◆ TASK DIRECTIONS ◆
Without the pictures, give the entries below again exactly as written.

—————

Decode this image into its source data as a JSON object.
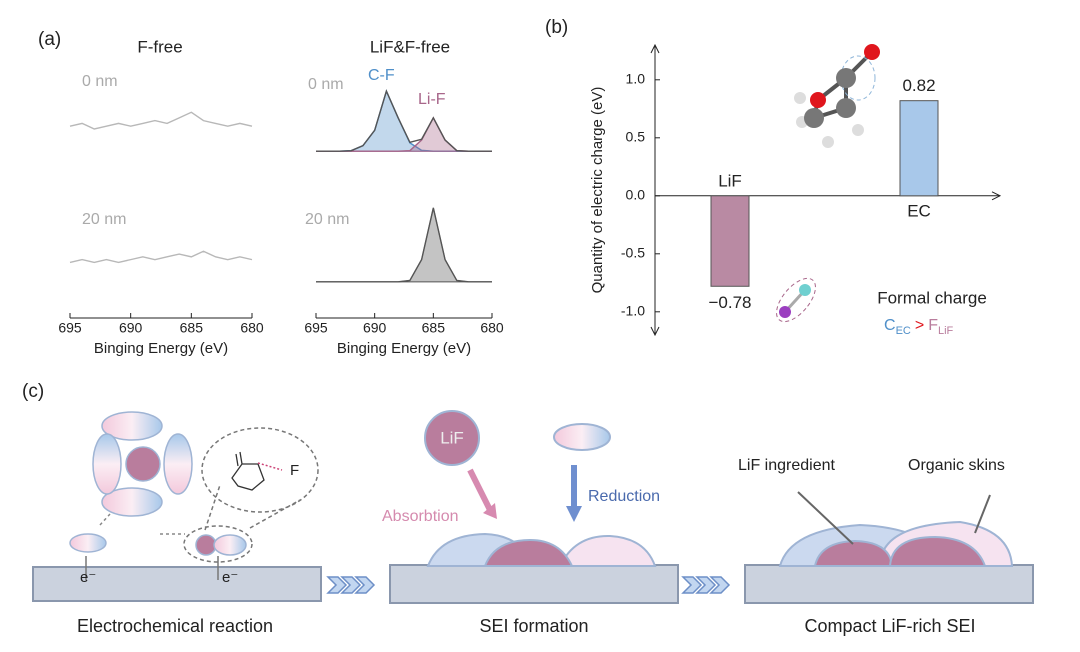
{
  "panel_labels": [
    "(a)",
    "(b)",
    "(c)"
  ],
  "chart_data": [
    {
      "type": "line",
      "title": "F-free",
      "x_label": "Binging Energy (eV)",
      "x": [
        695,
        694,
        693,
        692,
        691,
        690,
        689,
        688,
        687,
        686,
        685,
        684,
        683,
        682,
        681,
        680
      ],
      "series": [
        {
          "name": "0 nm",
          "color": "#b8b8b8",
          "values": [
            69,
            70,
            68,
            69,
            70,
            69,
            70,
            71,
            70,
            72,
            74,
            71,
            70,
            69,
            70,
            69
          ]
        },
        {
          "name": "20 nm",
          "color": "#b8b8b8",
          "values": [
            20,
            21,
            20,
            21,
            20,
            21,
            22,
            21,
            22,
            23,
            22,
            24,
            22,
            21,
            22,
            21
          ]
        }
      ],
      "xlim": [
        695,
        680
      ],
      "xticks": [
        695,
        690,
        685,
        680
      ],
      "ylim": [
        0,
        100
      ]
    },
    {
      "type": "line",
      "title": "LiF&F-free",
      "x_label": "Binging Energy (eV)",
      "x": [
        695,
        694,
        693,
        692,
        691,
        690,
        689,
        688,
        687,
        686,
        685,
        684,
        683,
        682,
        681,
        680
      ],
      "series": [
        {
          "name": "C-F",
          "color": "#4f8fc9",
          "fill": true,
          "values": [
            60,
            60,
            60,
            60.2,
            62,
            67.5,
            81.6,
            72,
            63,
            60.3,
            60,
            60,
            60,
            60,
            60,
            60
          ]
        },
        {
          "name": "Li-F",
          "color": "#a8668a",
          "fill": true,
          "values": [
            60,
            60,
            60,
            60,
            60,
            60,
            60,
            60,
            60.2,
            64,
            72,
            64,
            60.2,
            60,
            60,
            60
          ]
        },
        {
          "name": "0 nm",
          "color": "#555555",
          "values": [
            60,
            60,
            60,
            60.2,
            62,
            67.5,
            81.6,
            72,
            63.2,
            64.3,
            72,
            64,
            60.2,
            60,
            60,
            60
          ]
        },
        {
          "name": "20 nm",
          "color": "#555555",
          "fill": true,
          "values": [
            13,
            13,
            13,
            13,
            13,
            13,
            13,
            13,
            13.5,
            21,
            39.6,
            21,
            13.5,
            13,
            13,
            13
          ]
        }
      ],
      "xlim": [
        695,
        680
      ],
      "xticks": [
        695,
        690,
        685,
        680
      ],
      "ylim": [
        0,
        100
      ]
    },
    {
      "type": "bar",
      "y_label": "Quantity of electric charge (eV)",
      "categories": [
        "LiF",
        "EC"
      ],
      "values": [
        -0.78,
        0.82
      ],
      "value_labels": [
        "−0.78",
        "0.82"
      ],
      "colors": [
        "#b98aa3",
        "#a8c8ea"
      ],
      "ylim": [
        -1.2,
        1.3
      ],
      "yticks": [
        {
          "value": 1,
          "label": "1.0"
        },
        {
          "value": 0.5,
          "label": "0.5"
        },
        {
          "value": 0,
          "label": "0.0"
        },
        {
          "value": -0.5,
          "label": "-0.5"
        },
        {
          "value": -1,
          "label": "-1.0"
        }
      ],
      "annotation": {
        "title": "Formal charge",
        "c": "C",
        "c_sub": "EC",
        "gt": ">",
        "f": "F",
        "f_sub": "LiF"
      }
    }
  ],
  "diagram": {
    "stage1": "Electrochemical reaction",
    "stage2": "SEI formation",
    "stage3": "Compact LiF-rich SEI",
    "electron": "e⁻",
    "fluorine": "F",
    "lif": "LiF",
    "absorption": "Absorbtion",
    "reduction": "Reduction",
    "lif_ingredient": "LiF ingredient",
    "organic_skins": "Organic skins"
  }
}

—————

◆ EXERCISE SOLUTION ◆
Decode this image into its source data as a JSON object.
{
  "panel_labels": [
    "(a)",
    "(b)",
    "(c)"
  ],
  "chart_data": [
    {
      "type": "line",
      "title": "F-free",
      "x_label": "Binging Energy (eV)",
      "x": [
        695,
        694,
        693,
        692,
        691,
        690,
        689,
        688,
        687,
        686,
        685,
        684,
        683,
        682,
        681,
        680
      ],
      "series": [
        {
          "name": "0 nm",
          "color": "#b8b8b8",
          "values": [
            69,
            70,
            68,
            69,
            70,
            69,
            70,
            71,
            70,
            72,
            74,
            71,
            70,
            69,
            70,
            69
          ]
        },
        {
          "name": "20 nm",
          "color": "#b8b8b8",
          "values": [
            20,
            21,
            20,
            21,
            20,
            21,
            22,
            21,
            22,
            23,
            22,
            24,
            22,
            21,
            22,
            21
          ]
        }
      ],
      "xlim": [
        695,
        680
      ],
      "xticks": [
        695,
        690,
        685,
        680
      ],
      "ylim": [
        0,
        100
      ]
    },
    {
      "type": "line",
      "title": "LiF&F-free",
      "x_label": "Binging Energy (eV)",
      "x": [
        695,
        694,
        693,
        692,
        691,
        690,
        689,
        688,
        687,
        686,
        685,
        684,
        683,
        682,
        681,
        680
      ],
      "series": [
        {
          "name": "C-F",
          "color": "#4f8fc9",
          "fill": true,
          "values": [
            60,
            60,
            60,
            60.2,
            62,
            67.5,
            81.6,
            72,
            63,
            60.3,
            60,
            60,
            60,
            60,
            60,
            60
          ]
        },
        {
          "name": "Li-F",
          "color": "#a8668a",
          "fill": true,
          "values": [
            60,
            60,
            60,
            60,
            60,
            60,
            60,
            60,
            60.2,
            64,
            72,
            64,
            60.2,
            60,
            60,
            60
          ]
        },
        {
          "name": "0 nm",
          "color": "#555555",
          "values": [
            60,
            60,
            60,
            60.2,
            62,
            67.5,
            81.6,
            72,
            63.2,
            64.3,
            72,
            64,
            60.2,
            60,
            60,
            60
          ]
        },
        {
          "name": "20 nm",
          "color": "#555555",
          "fill": true,
          "values": [
            13,
            13,
            13,
            13,
            13,
            13,
            13,
            13,
            13.5,
            21,
            39.6,
            21,
            13.5,
            13,
            13,
            13
          ]
        }
      ],
      "xlim": [
        695,
        680
      ],
      "xticks": [
        695,
        690,
        685,
        680
      ],
      "ylim": [
        0,
        100
      ]
    },
    {
      "type": "bar",
      "y_label": "Quantity of electric charge (eV)",
      "categories": [
        "LiF",
        "EC"
      ],
      "values": [
        -0.78,
        0.82
      ],
      "value_labels": [
        "−0.78",
        "0.82"
      ],
      "colors": [
        "#b98aa3",
        "#a8c8ea"
      ],
      "ylim": [
        -1.2,
        1.3
      ],
      "yticks": [
        {
          "value": 1,
          "label": "1.0"
        },
        {
          "value": 0.5,
          "label": "0.5"
        },
        {
          "value": 0,
          "label": "0.0"
        },
        {
          "value": -0.5,
          "label": "-0.5"
        },
        {
          "value": -1,
          "label": "-1.0"
        }
      ],
      "annotation": {
        "title": "Formal charge",
        "c": "C",
        "c_sub": "EC",
        "gt": ">",
        "f": "F",
        "f_sub": "LiF"
      }
    }
  ],
  "diagram": {
    "stage1": "Electrochemical reaction",
    "stage2": "SEI formation",
    "stage3": "Compact LiF-rich SEI",
    "electron": "e⁻",
    "fluorine": "F",
    "lif": "LiF",
    "absorption": "Absorbtion",
    "reduction": "Reduction",
    "lif_ingredient": "LiF ingredient",
    "organic_skins": "Organic skins"
  }
}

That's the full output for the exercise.